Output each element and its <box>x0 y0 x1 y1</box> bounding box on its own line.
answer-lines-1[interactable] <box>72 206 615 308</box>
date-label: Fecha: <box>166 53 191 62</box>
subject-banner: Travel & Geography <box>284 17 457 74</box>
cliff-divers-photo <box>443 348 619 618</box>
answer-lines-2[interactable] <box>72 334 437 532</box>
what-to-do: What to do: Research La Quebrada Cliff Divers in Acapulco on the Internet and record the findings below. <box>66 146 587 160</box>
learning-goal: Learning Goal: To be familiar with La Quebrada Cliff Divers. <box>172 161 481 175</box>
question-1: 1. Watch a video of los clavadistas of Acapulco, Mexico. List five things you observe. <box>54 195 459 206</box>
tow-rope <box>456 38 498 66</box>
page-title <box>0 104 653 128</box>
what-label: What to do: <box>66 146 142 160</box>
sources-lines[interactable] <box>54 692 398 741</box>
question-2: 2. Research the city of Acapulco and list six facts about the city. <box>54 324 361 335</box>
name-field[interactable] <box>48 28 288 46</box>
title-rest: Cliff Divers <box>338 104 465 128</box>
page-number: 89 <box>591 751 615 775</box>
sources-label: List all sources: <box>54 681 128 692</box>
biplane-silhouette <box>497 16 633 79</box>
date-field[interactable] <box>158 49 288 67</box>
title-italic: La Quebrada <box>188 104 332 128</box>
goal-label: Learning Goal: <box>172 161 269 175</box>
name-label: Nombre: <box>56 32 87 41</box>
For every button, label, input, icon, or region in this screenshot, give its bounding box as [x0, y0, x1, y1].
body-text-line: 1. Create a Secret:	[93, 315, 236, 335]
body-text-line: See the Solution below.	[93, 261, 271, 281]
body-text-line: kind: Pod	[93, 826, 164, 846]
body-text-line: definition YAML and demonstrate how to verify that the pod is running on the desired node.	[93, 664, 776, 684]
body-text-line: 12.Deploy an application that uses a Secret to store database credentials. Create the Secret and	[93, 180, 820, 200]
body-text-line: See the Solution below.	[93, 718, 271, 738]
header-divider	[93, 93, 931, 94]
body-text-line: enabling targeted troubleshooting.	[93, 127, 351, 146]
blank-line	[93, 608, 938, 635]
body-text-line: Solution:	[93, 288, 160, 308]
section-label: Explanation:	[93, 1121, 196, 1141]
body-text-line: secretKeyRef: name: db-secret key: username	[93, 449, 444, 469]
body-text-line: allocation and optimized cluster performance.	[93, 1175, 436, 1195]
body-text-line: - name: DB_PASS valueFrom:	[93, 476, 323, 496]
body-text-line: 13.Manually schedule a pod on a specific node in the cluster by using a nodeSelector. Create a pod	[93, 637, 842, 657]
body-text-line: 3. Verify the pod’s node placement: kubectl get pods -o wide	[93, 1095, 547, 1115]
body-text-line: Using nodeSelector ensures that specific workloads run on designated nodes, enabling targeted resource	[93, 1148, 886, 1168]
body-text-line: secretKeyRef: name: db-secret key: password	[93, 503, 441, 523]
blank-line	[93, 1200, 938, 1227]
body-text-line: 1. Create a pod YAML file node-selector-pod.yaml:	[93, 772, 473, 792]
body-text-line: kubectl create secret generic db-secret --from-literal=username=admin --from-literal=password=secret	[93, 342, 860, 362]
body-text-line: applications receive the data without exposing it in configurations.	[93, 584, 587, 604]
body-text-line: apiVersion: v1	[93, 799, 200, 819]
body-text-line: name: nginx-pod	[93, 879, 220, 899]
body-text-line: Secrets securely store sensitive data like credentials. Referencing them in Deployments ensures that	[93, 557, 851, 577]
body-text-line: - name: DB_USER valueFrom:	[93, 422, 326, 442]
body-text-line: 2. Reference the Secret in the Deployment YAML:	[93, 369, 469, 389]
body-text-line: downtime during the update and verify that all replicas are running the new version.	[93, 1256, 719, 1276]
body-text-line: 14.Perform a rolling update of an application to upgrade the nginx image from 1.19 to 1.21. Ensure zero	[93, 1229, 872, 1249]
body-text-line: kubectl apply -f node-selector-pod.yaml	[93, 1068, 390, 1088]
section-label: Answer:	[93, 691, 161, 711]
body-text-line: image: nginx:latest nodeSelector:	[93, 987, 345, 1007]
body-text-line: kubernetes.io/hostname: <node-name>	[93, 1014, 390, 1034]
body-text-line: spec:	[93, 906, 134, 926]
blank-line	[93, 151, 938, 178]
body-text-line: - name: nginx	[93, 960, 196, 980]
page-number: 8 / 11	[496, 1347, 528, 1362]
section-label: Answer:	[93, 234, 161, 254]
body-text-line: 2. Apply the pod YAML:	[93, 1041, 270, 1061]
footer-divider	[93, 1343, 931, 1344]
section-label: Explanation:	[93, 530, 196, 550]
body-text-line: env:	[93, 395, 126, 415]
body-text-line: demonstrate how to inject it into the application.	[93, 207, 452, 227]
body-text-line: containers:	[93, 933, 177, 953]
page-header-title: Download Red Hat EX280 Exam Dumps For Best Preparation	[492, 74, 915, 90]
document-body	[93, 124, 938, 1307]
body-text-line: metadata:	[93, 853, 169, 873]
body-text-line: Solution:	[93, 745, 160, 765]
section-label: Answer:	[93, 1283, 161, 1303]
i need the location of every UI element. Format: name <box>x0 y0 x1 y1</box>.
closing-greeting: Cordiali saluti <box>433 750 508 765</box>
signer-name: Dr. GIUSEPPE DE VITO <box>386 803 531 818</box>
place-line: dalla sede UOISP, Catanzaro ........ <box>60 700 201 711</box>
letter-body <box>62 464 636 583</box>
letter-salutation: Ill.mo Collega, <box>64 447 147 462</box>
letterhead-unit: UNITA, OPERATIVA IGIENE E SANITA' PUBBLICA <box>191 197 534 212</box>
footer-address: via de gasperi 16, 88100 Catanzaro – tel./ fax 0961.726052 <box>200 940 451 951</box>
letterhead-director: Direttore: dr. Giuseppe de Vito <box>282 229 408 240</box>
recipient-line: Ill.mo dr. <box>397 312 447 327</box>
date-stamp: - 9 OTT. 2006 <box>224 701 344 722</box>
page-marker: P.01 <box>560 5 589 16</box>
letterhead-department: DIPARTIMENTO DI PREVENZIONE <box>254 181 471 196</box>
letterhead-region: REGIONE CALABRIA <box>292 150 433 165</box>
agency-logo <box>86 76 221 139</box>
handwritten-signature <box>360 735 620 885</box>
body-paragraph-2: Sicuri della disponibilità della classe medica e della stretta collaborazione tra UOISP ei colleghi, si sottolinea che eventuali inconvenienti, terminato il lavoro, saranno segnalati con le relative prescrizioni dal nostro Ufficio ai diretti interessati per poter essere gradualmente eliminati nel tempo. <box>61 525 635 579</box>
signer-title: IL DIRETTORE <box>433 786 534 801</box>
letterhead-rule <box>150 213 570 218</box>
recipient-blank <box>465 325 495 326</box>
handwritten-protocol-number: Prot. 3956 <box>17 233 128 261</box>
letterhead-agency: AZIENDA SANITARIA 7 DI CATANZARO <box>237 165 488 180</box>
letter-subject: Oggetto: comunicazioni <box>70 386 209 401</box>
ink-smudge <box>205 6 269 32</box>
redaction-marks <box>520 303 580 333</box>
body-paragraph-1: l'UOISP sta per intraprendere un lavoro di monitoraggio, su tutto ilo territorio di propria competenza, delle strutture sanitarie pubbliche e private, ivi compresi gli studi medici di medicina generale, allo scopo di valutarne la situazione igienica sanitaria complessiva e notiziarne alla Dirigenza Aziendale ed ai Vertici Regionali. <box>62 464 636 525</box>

◆ Objective ◆
Reproduce every line of the material above, character for character.

◆ Response ◆
Output each element and its <box>x0 y0 x1 y1</box> bounding box on its own line.
answer-lines-1[interactable] <box>72 206 615 308</box>
date-label: Fecha: <box>166 53 191 62</box>
subject-banner: Travel & Geography <box>284 17 457 74</box>
cliff-divers-photo <box>443 348 619 618</box>
answer-lines-2[interactable] <box>72 334 437 532</box>
what-to-do: What to do: Research La Quebrada Cliff Divers in Acapulco on the Internet and record the findings below. <box>66 146 587 160</box>
learning-goal: Learning Goal: To be familiar with La Quebrada Cliff Divers. <box>172 161 481 175</box>
question-1: 1. Watch a video of los clavadistas of Acapulco, Mexico. List five things you observe. <box>54 195 459 206</box>
tow-rope <box>456 38 498 66</box>
page-title <box>0 104 653 128</box>
what-label: What to do: <box>66 146 142 160</box>
sources-lines[interactable] <box>54 692 398 741</box>
question-2: 2. Research the city of Acapulco and list six facts about the city. <box>54 324 361 335</box>
name-field[interactable] <box>48 28 288 46</box>
title-rest: Cliff Divers <box>338 104 465 128</box>
page-number: 89 <box>591 751 615 775</box>
sources-label: List all sources: <box>54 681 128 692</box>
biplane-silhouette <box>497 16 633 79</box>
date-field[interactable] <box>158 49 288 67</box>
title-italic: La Quebrada <box>188 104 332 128</box>
goal-label: Learning Goal: <box>172 161 269 175</box>
name-label: Nombre: <box>56 32 87 41</box>
For every button, label, input, icon, or region in this screenshot, give its bounding box as [x0, y0, x1, y1].
body-text-line: 1. Create a Secret:	[93, 315, 236, 335]
body-text-line: See the Solution below.	[93, 261, 271, 281]
body-text-line: kind: Pod	[93, 826, 164, 846]
body-text-line: definition YAML and demonstrate how to verify that the pod is running on the desired node.	[93, 664, 776, 684]
body-text-line: 12.Deploy an application that uses a Secret to store database credentials. Create the Secret and	[93, 180, 820, 200]
body-text-line: See the Solution below.	[93, 718, 271, 738]
header-divider	[93, 93, 931, 94]
body-text-line: enabling targeted troubleshooting.	[93, 127, 351, 146]
blank-line	[93, 608, 938, 635]
body-text-line: Solution:	[93, 288, 160, 308]
section-label: Explanation:	[93, 1121, 196, 1141]
body-text-line: secretKeyRef: name: db-secret key: username	[93, 449, 444, 469]
body-text-line: allocation and optimized cluster performance.	[93, 1175, 436, 1195]
body-text-line: - name: DB_PASS valueFrom:	[93, 476, 323, 496]
body-text-line: 13.Manually schedule a pod on a specific node in the cluster by using a nodeSelector. Create a pod	[93, 637, 842, 657]
body-text-line: 3. Verify the pod’s node placement: kubectl get pods -o wide	[93, 1095, 547, 1115]
body-text-line: Using nodeSelector ensures that specific workloads run on designated nodes, enabling targeted resource	[93, 1148, 886, 1168]
body-text-line: secretKeyRef: name: db-secret key: password	[93, 503, 441, 523]
blank-line	[93, 1200, 938, 1227]
body-text-line: 1. Create a pod YAML file node-selector-pod.yaml:	[93, 772, 473, 792]
body-text-line: kubectl create secret generic db-secret --from-literal=username=admin --from-literal=password=secret	[93, 342, 860, 362]
body-text-line: applications receive the data without exposing it in configurations.	[93, 584, 587, 604]
body-text-line: apiVersion: v1	[93, 799, 200, 819]
body-text-line: name: nginx-pod	[93, 879, 220, 899]
body-text-line: Secrets securely store sensitive data like credentials. Referencing them in Deployments ensures that	[93, 557, 851, 577]
body-text-line: - name: DB_USER valueFrom:	[93, 422, 326, 442]
body-text-line: 2. Reference the Secret in the Deployment YAML:	[93, 369, 469, 389]
body-text-line: downtime during the update and verify that all replicas are running the new version.	[93, 1256, 719, 1276]
body-text-line: 14.Perform a rolling update of an application to upgrade the nginx image from 1.19 to 1.21. Ensure zero	[93, 1229, 872, 1249]
body-text-line: kubectl apply -f node-selector-pod.yaml	[93, 1068, 390, 1088]
section-label: Answer:	[93, 691, 161, 711]
body-text-line: image: nginx:latest nodeSelector:	[93, 987, 345, 1007]
body-text-line: kubernetes.io/hostname: <node-name>	[93, 1014, 390, 1034]
body-text-line: spec:	[93, 906, 134, 926]
blank-line	[93, 151, 938, 178]
body-text-line: - name: nginx	[93, 960, 196, 980]
page-number: 8 / 11	[496, 1347, 528, 1362]
section-label: Answer:	[93, 234, 161, 254]
body-text-line: 2. Apply the pod YAML:	[93, 1041, 270, 1061]
footer-divider	[93, 1343, 931, 1344]
section-label: Explanation:	[93, 530, 196, 550]
body-text-line: env:	[93, 395, 126, 415]
body-text-line: demonstrate how to inject it into the application.	[93, 207, 452, 227]
body-text-line: containers:	[93, 933, 177, 953]
page-header-title: Download Red Hat EX280 Exam Dumps For Best Preparation	[492, 74, 915, 90]
document-body	[93, 124, 938, 1307]
body-text-line: metadata:	[93, 853, 169, 873]
body-text-line: Solution:	[93, 745, 160, 765]
section-label: Answer:	[93, 1283, 161, 1303]
i need the location of every UI element. Format: name <box>x0 y0 x1 y1</box>.
closing-greeting: Cordiali saluti <box>433 750 508 765</box>
signer-name: Dr. GIUSEPPE DE VITO <box>386 803 531 818</box>
place-line: dalla sede UOISP, Catanzaro ........ <box>60 700 201 711</box>
letter-body <box>62 464 636 583</box>
letter-salutation: Ill.mo Collega, <box>64 447 147 462</box>
letterhead-unit: UNITA, OPERATIVA IGIENE E SANITA' PUBBLICA <box>191 197 534 212</box>
footer-address: via de gasperi 16, 88100 Catanzaro – tel./ fax 0961.726052 <box>200 940 451 951</box>
letterhead-director: Direttore: dr. Giuseppe de Vito <box>282 229 408 240</box>
recipient-line: Ill.mo dr. <box>397 312 447 327</box>
date-stamp: - 9 OTT. 2006 <box>224 701 344 722</box>
page-marker: P.01 <box>560 5 589 16</box>
letterhead-department: DIPARTIMENTO DI PREVENZIONE <box>254 181 471 196</box>
letterhead-region: REGIONE CALABRIA <box>292 150 433 165</box>
agency-logo <box>86 76 221 139</box>
handwritten-signature <box>360 735 620 885</box>
body-paragraph-2: Sicuri della disponibilità della classe medica e della stretta collaborazione tra UOISP ei colleghi, si sottolinea che eventuali inconvenienti, terminato il lavoro, saranno segnalati con le relative prescrizioni dal nostro Ufficio ai diretti interessati per poter essere gradualmente eliminati nel tempo. <box>61 525 635 579</box>
signer-title: IL DIRETTORE <box>433 786 534 801</box>
letterhead-rule <box>150 213 570 218</box>
recipient-blank <box>465 325 495 326</box>
handwritten-protocol-number: Prot. 3956 <box>17 233 128 261</box>
letterhead-agency: AZIENDA SANITARIA 7 DI CATANZARO <box>237 165 488 180</box>
letter-subject: Oggetto: comunicazioni <box>70 386 209 401</box>
ink-smudge <box>205 6 269 32</box>
redaction-marks <box>520 303 580 333</box>
body-paragraph-1: l'UOISP sta per intraprendere un lavoro di monitoraggio, su tutto ilo territorio di propria competenza, delle strutture sanitarie pubbliche e private, ivi compresi gli studi medici di medicina generale, allo scopo di valutarne la situazione igienica sanitaria complessiva e notiziarne alla Dirigenza Aziendale ed ai Vertici Regionali. <box>62 464 636 525</box>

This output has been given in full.